• [Directions]:
Copy out word for word the lines between the one holding "histogram-bar bbox=[298, 353, 323, 395]" and the one holding "histogram-bar bbox=[117, 192, 142, 395]", inclusive, and nothing else.
--- Begin ---
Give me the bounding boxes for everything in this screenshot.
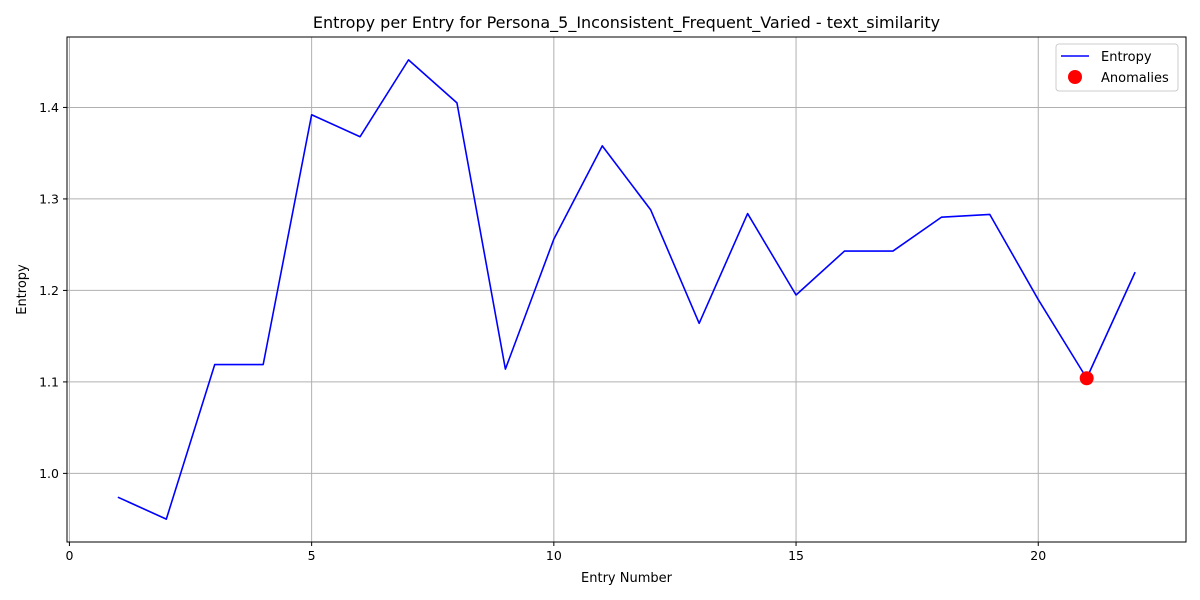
legend-entropy-label: Entropy [1101, 50, 1152, 65]
legend-anomalies-swatch [1068, 70, 1082, 84]
y-axis-label: Entropy [15, 264, 30, 315]
y-tick-label: 1.3 [39, 191, 59, 206]
y-tick-label: 1.2 [39, 283, 59, 298]
y-tick-label: 1.4 [39, 100, 59, 115]
x-tick-label: 15 [788, 548, 804, 563]
grid-lines [67, 37, 1186, 542]
legend: Entropy Anomalies [1055, 43, 1179, 92]
x-tick-label: 20 [1030, 548, 1046, 563]
y-tick-label: 1.1 [39, 374, 59, 389]
anomaly-point [1079, 371, 1094, 386]
entropy-series-line [117, 59, 1136, 520]
legend-anomalies-label: Anomalies [1101, 71, 1169, 86]
x-tick-label: 5 [308, 548, 316, 563]
x-tick-label: 0 [65, 548, 73, 563]
y-tick-label: 1.0 [39, 466, 59, 481]
plot-series [117, 59, 1136, 520]
chart-title: Entropy per Entry for Persona_5_Inconsis… [313, 13, 940, 33]
axis-ticks: 0 5 10 15 20 1.0 1.1 1.2 1.3 1.4 [39, 100, 1046, 563]
axes-frame [66, 36, 1187, 543]
x-tick-label: 10 [546, 548, 562, 563]
x-axis-label: Entry Number [581, 571, 673, 586]
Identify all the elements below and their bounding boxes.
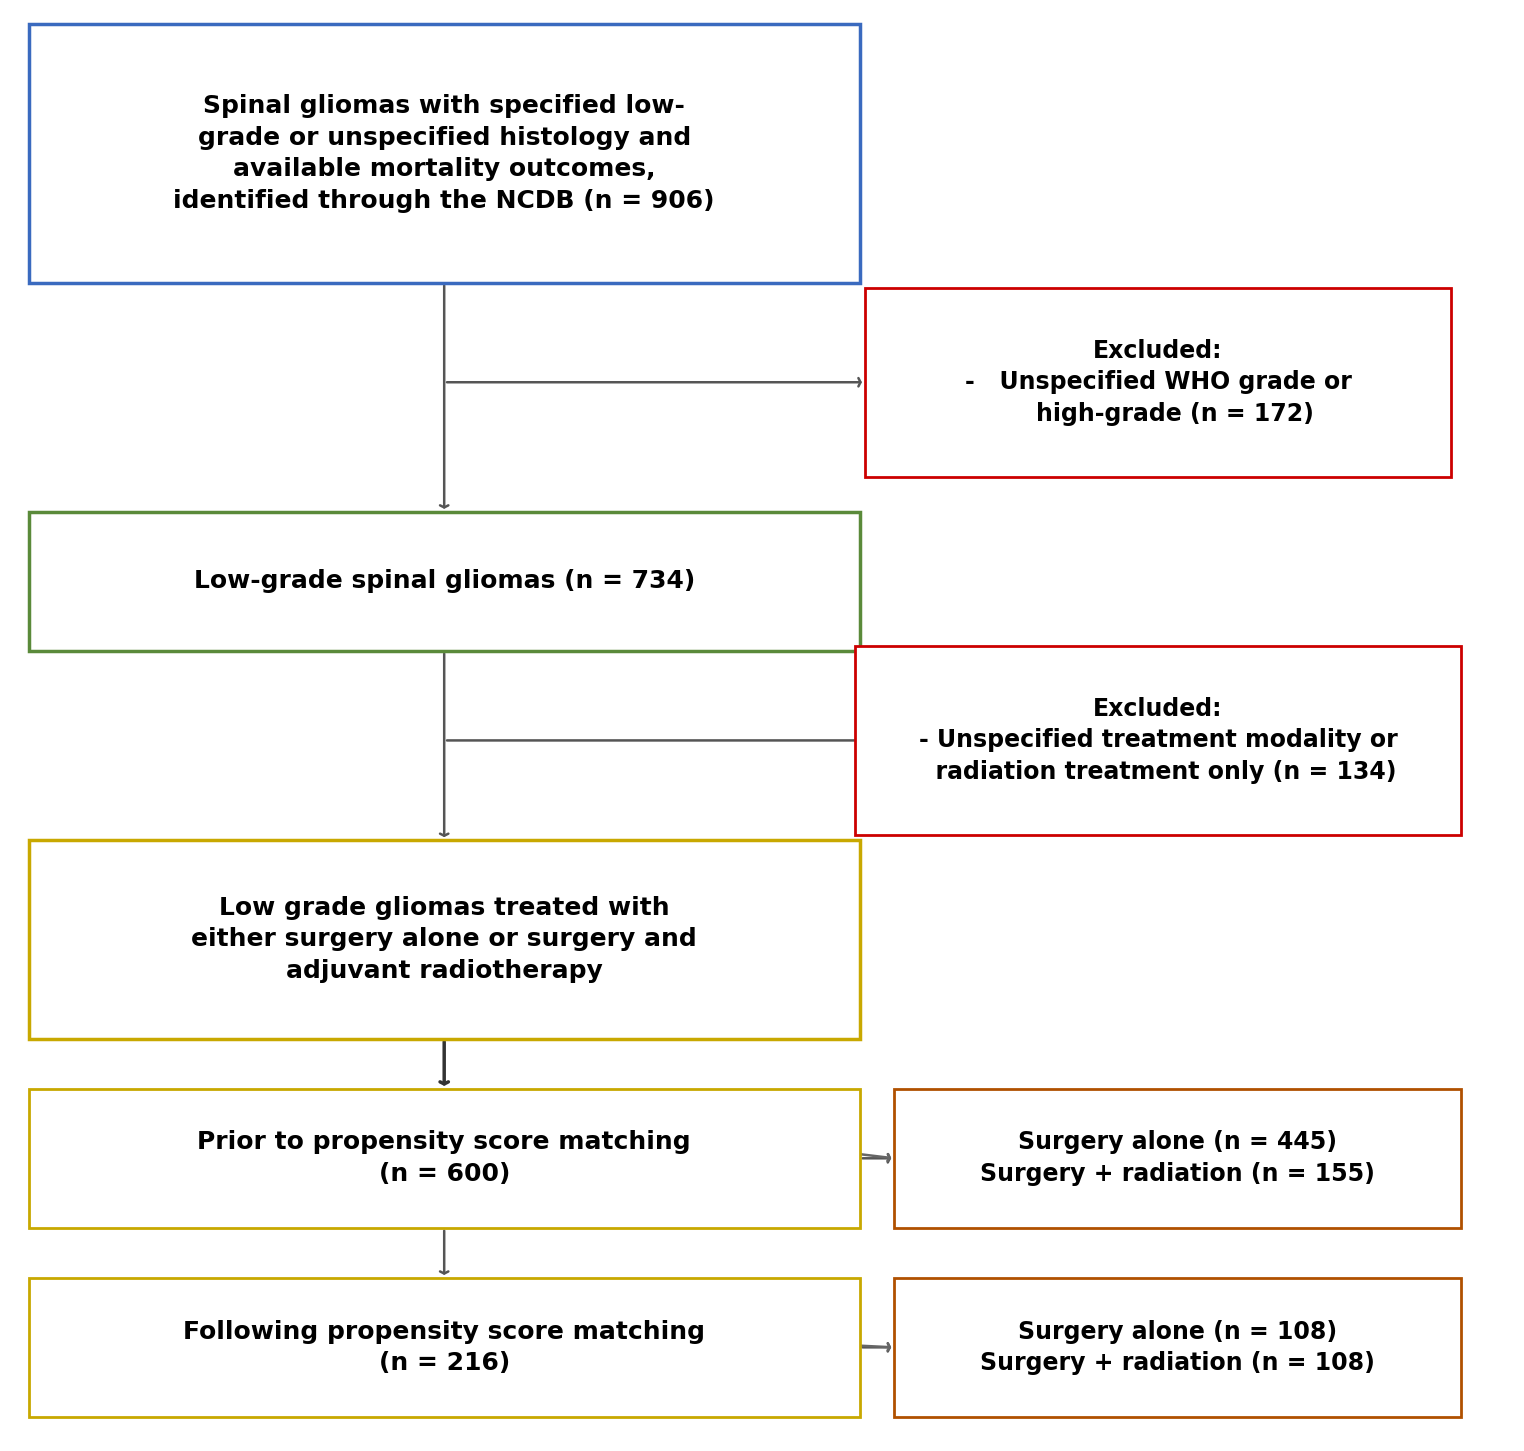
FancyBboxPatch shape — [864, 287, 1451, 477]
Text: Surgery alone (n = 108)
Surgery + radiation (n = 108): Surgery alone (n = 108) Surgery + radiat… — [980, 1319, 1375, 1376]
FancyBboxPatch shape — [29, 512, 860, 651]
Text: Following propensity score matching
(n = 216): Following propensity score matching (n =… — [183, 1319, 706, 1376]
Text: Excluded:
- Unspecified treatment modality or
  radiation treatment only (n = 13: Excluded: - Unspecified treatment modali… — [919, 696, 1398, 784]
Text: Excluded:
-   Unspecified WHO grade or
    high-grade (n = 172): Excluded: - Unspecified WHO grade or hig… — [965, 338, 1352, 425]
FancyBboxPatch shape — [29, 25, 860, 283]
FancyBboxPatch shape — [855, 646, 1462, 834]
FancyBboxPatch shape — [29, 840, 860, 1039]
FancyBboxPatch shape — [895, 1088, 1462, 1228]
FancyBboxPatch shape — [29, 1088, 860, 1228]
FancyBboxPatch shape — [895, 1278, 1462, 1418]
Text: Low grade gliomas treated with
either surgery alone or surgery and
adjuvant radi: Low grade gliomas treated with either su… — [192, 895, 696, 982]
Text: Surgery alone (n = 445)
Surgery + radiation (n = 155): Surgery alone (n = 445) Surgery + radiat… — [980, 1130, 1375, 1185]
Text: Low-grade spinal gliomas (n = 734): Low-grade spinal gliomas (n = 734) — [194, 569, 695, 593]
Text: Spinal gliomas with specified low-
grade or unspecified histology and
available : Spinal gliomas with specified low- grade… — [174, 94, 715, 213]
FancyBboxPatch shape — [29, 1278, 860, 1418]
Text: Prior to propensity score matching
(n = 600): Prior to propensity score matching (n = … — [198, 1130, 690, 1185]
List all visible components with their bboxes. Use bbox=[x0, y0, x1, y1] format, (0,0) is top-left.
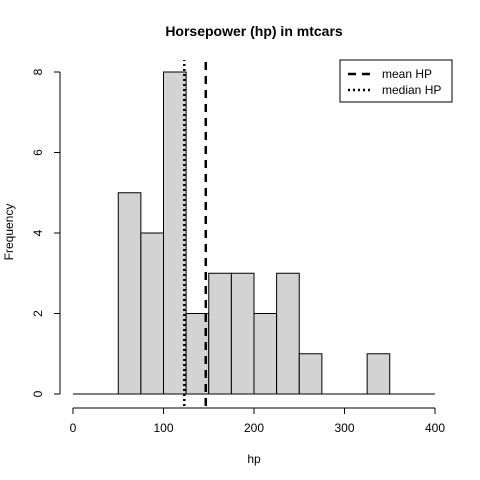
histogram-bar bbox=[298, 353, 323, 395]
legend-label: median HP bbox=[382, 83, 441, 97]
y-tick-label: 4 bbox=[31, 229, 45, 236]
y-tick-label: 0 bbox=[31, 390, 45, 397]
x-tick-label: 400 bbox=[425, 421, 445, 435]
x-tick-label: 100 bbox=[153, 421, 173, 435]
legend-label: mean HP bbox=[382, 67, 432, 81]
x-tick-label: 0 bbox=[70, 421, 77, 435]
y-tick-label: 6 bbox=[31, 149, 45, 156]
bars-group bbox=[73, 71, 435, 395]
legend-box bbox=[339, 59, 453, 103]
x-axis: 0 100 200 300 400 bbox=[70, 407, 445, 435]
x-tick-label: 300 bbox=[334, 421, 354, 435]
y-tick-label: 2 bbox=[31, 310, 45, 317]
y-tick-label: 8 bbox=[31, 68, 45, 75]
reference-lines bbox=[183, 60, 208, 406]
x-axis-label: hp bbox=[247, 452, 261, 466]
histogram-bar bbox=[163, 71, 187, 395]
histogram-bar bbox=[140, 232, 164, 395]
legend: mean HP median HP bbox=[339, 59, 453, 103]
histogram-bar bbox=[366, 353, 391, 395]
chart-title: Horsepower (hp) in mtcars bbox=[165, 23, 343, 39]
y-axis: 0 2 4 6 8 bbox=[31, 68, 61, 397]
y-axis-label: Frequency bbox=[2, 204, 16, 261]
histogram-bar bbox=[117, 192, 142, 395]
histogram-bar bbox=[276, 272, 300, 395]
histogram-bar bbox=[253, 313, 278, 395]
histogram-bar bbox=[208, 272, 232, 395]
x-tick-label: 200 bbox=[244, 421, 264, 435]
histogram-bar bbox=[185, 313, 210, 395]
histogram-bar bbox=[230, 272, 255, 395]
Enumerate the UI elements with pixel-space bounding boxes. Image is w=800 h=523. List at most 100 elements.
--- End ---
• [Output for this exercise]:
histogram-bar bbox=[298, 353, 323, 395]
legend-label: median HP bbox=[382, 83, 441, 97]
y-tick-label: 4 bbox=[31, 229, 45, 236]
y-tick-label: 0 bbox=[31, 390, 45, 397]
x-tick-label: 400 bbox=[425, 421, 445, 435]
x-tick-label: 100 bbox=[153, 421, 173, 435]
legend-label: mean HP bbox=[382, 67, 432, 81]
x-tick-label: 0 bbox=[70, 421, 77, 435]
y-tick-label: 6 bbox=[31, 149, 45, 156]
bars-group bbox=[73, 71, 435, 395]
legend-box bbox=[339, 59, 453, 103]
x-axis: 0 100 200 300 400 bbox=[70, 407, 445, 435]
x-tick-label: 300 bbox=[334, 421, 354, 435]
y-tick-label: 2 bbox=[31, 310, 45, 317]
y-tick-label: 8 bbox=[31, 68, 45, 75]
reference-lines bbox=[183, 60, 208, 406]
x-axis-label: hp bbox=[247, 452, 261, 466]
histogram-bar bbox=[163, 71, 187, 395]
histogram-bar bbox=[140, 232, 164, 395]
legend: mean HP median HP bbox=[339, 59, 453, 103]
histogram-bar bbox=[366, 353, 391, 395]
chart-title: Horsepower (hp) in mtcars bbox=[165, 23, 343, 39]
y-axis: 0 2 4 6 8 bbox=[31, 68, 61, 397]
y-axis-label: Frequency bbox=[2, 204, 16, 261]
histogram-bar bbox=[117, 192, 142, 395]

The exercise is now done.